A run of records:
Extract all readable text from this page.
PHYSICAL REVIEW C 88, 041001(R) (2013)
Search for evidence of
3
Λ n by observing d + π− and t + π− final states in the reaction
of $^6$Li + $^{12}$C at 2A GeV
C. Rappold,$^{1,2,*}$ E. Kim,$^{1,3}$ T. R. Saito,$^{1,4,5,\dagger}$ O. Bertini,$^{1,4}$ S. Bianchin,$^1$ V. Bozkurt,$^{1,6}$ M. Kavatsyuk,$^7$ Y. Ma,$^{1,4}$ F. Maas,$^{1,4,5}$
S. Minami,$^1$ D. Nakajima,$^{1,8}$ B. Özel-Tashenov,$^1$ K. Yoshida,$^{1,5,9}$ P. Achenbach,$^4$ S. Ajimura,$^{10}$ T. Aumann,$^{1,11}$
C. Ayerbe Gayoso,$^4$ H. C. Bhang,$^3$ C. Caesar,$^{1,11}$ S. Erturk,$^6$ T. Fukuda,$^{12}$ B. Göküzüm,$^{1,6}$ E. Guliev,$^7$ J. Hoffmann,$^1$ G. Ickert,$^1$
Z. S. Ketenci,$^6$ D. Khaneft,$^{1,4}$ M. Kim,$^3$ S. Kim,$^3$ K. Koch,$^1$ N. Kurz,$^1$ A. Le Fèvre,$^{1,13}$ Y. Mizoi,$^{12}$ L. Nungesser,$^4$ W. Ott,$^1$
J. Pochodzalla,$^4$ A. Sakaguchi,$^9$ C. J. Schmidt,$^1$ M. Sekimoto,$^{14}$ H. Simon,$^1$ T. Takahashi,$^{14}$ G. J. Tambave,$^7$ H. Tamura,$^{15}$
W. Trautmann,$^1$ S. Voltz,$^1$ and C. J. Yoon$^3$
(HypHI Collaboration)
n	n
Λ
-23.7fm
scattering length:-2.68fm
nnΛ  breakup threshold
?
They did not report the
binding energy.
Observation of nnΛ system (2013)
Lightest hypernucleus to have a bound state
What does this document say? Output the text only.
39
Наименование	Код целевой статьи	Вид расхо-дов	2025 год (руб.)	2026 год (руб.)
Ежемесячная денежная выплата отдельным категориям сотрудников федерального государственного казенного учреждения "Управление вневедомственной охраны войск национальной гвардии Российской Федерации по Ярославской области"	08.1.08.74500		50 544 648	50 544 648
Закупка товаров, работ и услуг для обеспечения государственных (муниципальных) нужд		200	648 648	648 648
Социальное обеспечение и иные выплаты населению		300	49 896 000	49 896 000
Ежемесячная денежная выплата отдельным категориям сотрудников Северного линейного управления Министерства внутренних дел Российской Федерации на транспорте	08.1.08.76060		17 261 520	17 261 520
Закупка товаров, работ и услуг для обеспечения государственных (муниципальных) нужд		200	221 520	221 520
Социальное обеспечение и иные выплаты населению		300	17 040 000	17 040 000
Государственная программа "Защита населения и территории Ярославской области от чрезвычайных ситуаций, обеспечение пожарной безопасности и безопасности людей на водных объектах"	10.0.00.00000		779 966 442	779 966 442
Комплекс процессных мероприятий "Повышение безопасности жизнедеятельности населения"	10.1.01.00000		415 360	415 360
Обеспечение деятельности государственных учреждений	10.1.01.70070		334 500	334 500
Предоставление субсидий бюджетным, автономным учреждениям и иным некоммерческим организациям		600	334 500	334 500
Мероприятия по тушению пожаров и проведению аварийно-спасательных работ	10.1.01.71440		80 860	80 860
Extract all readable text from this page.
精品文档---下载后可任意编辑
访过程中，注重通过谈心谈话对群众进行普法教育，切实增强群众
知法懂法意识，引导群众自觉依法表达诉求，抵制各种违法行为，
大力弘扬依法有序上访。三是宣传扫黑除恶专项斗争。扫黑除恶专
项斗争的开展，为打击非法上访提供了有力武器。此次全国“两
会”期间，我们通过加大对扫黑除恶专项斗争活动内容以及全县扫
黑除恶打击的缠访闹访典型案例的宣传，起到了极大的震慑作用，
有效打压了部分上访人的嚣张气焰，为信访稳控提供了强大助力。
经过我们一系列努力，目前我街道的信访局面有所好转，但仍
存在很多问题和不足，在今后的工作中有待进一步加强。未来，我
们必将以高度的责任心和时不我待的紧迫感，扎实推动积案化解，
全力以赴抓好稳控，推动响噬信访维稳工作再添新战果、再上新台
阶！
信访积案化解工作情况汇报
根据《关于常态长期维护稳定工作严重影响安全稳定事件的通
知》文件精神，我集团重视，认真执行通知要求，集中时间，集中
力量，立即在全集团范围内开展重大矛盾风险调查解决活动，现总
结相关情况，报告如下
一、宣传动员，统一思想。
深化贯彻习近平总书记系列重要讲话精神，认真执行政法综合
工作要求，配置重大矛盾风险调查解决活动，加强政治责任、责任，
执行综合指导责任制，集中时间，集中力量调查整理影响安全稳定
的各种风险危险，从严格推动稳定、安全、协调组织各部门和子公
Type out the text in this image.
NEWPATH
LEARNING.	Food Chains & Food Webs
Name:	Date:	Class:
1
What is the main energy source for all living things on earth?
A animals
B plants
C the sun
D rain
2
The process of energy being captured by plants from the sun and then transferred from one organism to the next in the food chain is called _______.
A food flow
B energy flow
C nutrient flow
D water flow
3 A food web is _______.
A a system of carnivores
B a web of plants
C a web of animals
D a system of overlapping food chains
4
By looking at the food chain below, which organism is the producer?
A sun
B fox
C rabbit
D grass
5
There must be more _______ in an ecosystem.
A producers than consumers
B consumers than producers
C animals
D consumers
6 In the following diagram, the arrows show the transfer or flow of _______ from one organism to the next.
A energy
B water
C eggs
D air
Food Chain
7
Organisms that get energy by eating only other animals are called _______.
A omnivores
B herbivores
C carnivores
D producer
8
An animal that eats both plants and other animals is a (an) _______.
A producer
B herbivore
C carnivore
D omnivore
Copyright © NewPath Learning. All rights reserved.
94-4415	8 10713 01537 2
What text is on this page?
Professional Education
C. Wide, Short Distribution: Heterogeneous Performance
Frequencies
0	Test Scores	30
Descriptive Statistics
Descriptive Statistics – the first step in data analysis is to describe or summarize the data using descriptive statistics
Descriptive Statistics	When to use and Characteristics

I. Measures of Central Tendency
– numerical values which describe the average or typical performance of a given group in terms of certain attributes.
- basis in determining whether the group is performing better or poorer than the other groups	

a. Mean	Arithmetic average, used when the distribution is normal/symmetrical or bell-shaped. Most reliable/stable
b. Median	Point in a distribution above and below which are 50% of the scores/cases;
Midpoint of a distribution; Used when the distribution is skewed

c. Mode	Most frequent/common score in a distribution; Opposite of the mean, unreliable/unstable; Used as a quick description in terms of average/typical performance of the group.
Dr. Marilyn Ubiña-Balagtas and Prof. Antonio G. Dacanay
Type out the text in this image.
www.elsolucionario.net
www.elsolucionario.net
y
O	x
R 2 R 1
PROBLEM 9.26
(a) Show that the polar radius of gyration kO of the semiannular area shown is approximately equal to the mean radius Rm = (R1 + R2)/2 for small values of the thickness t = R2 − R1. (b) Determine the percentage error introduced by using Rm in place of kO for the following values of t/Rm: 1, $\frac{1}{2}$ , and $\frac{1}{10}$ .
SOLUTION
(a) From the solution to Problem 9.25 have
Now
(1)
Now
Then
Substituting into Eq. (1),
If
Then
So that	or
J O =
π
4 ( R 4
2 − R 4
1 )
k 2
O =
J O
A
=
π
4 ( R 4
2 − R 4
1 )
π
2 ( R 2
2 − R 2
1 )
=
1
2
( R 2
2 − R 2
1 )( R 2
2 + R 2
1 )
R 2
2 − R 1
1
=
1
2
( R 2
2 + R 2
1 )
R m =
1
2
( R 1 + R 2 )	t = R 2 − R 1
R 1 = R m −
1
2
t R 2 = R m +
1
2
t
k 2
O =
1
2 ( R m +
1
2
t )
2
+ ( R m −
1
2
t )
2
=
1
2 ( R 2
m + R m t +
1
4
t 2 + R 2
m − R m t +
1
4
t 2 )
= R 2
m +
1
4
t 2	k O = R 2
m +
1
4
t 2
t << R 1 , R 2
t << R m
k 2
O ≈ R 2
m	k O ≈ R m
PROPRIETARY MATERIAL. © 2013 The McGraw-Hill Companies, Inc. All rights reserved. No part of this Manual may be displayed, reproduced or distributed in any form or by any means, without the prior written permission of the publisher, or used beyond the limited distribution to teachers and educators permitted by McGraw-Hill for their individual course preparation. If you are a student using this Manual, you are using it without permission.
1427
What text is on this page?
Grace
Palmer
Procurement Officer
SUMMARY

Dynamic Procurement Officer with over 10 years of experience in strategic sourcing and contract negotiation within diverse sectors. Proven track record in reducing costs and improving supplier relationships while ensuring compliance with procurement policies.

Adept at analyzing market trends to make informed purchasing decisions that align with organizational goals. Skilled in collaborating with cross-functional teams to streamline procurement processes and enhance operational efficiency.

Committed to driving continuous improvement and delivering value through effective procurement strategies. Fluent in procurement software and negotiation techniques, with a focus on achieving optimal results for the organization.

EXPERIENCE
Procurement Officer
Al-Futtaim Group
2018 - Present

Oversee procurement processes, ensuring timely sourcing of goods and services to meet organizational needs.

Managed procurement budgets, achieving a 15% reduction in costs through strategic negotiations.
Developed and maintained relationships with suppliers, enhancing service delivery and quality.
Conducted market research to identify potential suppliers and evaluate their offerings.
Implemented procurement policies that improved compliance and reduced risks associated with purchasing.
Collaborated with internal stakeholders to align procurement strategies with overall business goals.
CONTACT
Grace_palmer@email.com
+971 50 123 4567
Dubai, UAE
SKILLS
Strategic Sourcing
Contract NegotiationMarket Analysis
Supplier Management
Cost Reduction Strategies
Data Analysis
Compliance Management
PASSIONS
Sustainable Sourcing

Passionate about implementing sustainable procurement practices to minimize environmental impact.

**Your task**. Identify each line of the material where the word "муниципальных" shows up, and copy it.

**Written solution**.
Закупка товаров, работ и услуг для обеспечения государственных (муниципальных) нужд		200	648 648	648 648
Закупка товаров, работ и услуг для обеспечения государственных (муниципальных) нужд		200	221 520	221 520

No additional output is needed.